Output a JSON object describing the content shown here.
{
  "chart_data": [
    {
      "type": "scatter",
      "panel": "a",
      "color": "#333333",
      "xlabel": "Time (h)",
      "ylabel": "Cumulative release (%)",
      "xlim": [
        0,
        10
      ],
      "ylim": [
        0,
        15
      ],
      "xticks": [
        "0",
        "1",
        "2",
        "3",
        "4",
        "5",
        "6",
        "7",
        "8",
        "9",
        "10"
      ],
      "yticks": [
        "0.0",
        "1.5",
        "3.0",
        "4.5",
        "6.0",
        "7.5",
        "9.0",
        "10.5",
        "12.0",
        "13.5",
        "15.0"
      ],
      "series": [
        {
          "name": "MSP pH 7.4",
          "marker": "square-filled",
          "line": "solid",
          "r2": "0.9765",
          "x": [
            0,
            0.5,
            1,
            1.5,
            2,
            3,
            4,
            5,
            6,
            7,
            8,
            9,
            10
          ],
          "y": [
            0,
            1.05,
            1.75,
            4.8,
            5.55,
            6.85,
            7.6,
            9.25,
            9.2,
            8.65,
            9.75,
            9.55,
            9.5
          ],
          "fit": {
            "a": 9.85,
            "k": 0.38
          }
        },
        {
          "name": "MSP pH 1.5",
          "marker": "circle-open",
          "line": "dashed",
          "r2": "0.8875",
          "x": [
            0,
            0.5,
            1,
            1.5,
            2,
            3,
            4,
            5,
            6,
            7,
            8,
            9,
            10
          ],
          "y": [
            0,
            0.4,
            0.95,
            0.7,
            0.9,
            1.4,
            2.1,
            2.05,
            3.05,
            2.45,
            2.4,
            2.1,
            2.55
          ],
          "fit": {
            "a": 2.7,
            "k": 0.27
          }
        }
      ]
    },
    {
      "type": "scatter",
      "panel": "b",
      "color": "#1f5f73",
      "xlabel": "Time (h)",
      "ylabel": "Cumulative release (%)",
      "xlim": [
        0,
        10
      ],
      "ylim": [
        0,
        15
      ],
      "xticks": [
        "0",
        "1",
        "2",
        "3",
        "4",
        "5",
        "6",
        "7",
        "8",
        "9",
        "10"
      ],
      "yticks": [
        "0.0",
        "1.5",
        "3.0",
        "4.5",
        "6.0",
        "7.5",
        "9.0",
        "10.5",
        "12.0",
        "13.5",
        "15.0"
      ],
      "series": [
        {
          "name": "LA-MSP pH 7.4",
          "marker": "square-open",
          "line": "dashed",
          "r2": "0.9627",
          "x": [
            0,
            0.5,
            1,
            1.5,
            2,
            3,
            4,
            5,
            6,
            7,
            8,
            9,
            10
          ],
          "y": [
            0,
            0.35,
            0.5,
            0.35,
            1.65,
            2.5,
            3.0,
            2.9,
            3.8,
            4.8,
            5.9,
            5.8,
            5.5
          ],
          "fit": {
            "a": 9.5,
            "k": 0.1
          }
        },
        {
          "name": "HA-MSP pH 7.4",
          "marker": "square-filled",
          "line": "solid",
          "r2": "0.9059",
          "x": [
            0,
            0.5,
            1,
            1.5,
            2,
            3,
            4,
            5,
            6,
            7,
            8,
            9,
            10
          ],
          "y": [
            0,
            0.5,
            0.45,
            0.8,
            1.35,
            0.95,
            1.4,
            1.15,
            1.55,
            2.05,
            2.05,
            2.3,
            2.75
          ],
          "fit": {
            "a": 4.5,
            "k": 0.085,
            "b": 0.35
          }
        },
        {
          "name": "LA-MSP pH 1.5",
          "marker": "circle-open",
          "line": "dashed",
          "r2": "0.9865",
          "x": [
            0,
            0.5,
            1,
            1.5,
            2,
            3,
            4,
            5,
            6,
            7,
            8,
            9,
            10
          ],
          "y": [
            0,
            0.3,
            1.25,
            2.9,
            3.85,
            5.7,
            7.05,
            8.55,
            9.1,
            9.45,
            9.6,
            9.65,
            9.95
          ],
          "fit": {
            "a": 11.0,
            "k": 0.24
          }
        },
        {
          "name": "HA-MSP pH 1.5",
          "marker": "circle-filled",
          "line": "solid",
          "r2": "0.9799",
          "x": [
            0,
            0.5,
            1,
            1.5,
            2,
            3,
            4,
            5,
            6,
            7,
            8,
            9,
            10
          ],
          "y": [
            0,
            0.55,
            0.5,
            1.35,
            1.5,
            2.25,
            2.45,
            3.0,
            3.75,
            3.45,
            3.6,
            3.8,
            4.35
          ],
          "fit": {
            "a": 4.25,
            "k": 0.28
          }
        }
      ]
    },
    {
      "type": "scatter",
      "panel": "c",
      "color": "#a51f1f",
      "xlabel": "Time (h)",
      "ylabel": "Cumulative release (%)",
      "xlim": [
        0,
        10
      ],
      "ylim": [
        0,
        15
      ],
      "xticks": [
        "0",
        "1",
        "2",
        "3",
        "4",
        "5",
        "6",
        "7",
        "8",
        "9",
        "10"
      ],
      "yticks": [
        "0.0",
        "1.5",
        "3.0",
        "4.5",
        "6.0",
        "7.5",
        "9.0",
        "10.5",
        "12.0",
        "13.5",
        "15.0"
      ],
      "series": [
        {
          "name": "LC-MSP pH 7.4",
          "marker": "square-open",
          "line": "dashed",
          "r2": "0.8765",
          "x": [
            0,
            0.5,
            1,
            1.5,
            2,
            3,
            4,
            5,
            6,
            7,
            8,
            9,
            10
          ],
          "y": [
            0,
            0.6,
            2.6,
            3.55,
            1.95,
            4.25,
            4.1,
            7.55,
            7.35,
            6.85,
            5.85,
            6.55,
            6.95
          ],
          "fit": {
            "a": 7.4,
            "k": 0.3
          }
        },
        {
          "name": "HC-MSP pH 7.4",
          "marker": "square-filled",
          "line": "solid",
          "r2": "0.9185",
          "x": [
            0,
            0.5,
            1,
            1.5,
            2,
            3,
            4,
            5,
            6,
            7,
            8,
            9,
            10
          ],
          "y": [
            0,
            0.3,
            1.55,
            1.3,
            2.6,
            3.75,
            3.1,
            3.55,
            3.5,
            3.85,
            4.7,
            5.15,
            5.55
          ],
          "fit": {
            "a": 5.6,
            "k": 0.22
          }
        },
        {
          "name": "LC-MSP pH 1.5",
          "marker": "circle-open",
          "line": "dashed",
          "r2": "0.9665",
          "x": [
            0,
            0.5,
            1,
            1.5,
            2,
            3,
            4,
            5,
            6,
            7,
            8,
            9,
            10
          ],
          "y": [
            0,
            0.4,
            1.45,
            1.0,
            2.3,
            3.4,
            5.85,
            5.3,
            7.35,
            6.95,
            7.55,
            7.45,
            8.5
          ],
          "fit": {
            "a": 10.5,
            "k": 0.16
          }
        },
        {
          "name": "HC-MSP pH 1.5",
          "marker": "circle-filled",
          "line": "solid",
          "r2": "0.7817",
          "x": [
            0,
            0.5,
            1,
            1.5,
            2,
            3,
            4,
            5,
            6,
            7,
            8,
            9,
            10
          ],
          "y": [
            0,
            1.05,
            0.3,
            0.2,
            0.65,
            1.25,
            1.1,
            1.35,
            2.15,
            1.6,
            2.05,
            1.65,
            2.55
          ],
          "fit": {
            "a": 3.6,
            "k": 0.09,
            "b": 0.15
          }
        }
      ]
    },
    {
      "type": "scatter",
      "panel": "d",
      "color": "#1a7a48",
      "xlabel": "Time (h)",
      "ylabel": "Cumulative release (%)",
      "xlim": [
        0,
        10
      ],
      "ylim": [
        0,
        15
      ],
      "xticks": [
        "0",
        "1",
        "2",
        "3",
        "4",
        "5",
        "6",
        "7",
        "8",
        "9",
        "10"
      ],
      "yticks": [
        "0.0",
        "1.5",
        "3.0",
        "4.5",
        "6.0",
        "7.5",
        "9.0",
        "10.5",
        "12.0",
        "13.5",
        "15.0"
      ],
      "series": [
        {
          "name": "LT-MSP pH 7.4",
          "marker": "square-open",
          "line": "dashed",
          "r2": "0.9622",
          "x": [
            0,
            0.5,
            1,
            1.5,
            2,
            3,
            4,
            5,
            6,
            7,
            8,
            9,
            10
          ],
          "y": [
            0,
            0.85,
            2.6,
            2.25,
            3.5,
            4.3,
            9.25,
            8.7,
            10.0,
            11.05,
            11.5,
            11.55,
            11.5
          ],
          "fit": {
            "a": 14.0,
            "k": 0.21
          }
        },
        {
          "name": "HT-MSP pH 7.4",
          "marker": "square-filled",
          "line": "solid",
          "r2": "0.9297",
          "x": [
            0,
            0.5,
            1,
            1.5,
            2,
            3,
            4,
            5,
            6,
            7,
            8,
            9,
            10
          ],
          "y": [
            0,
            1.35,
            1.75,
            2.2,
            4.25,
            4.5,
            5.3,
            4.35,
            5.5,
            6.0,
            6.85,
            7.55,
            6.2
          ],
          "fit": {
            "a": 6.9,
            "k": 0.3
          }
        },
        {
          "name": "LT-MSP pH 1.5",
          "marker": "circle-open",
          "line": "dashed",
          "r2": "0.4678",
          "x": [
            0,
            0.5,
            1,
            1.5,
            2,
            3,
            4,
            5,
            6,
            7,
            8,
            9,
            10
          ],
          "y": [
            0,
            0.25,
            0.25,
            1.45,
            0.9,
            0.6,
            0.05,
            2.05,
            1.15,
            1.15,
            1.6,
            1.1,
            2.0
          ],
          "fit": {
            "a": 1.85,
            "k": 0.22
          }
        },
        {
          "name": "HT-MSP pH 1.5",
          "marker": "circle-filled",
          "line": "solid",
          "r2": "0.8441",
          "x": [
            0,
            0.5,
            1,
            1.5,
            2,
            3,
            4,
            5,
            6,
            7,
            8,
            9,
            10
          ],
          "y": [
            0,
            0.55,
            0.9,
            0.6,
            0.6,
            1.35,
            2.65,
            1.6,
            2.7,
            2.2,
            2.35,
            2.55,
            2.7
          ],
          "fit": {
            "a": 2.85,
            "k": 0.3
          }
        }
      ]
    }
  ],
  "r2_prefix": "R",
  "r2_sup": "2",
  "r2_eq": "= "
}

--------------------------------

Look through the records and gather every line containing "color".

      "color": "#333333",
      "color": "#1f5f73",
      "color": "#a51f1f",
      "color": "#1a7a48",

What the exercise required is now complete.